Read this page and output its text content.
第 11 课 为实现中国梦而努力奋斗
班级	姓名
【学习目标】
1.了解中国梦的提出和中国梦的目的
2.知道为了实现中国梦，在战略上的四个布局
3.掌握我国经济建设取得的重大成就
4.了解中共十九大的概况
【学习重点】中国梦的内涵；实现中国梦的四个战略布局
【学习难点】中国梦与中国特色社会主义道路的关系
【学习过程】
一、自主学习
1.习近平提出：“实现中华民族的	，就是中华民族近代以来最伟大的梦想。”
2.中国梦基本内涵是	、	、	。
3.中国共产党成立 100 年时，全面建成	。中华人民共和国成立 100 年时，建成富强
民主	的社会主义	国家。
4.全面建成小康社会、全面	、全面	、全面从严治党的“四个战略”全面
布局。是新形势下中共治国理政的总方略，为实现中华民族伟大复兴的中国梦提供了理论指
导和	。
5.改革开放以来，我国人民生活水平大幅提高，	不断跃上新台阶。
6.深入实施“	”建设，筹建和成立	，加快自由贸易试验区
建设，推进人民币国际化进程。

++++++++

Repeat the data above, word for word.

Read this page and output its text content.
第 11 课 为实现中国梦而努力奋斗
班级	姓名
【学习目标】
1.了解中国梦的提出和中国梦的目的
2.知道为了实现中国梦，在战略上的四个布局
3.掌握我国经济建设取得的重大成就
4.了解中共十九大的概况
【学习重点】中国梦的内涵；实现中国梦的四个战略布局
【学习难点】中国梦与中国特色社会主义道路的关系
【学习过程】
一、自主学习
1.习近平提出：“实现中华民族的	，就是中华民族近代以来最伟大的梦想。”
2.中国梦基本内涵是	、	、	。
3.中国共产党成立 100 年时，全面建成	。中华人民共和国成立 100 年时，建成富强
民主	的社会主义	国家。
4.全面建成小康社会、全面	、全面	、全面从严治党的“四个战略”全面
布局。是新形势下中共治国理政的总方略，为实现中华民族伟大复兴的中国梦提供了理论指
导和	。
5.改革开放以来，我国人民生活水平大幅提高，	不断跃上新台阶。
6.深入实施“	”建设，筹建和成立	，加快自由贸易试验区
建设，推进人民币国际化进程。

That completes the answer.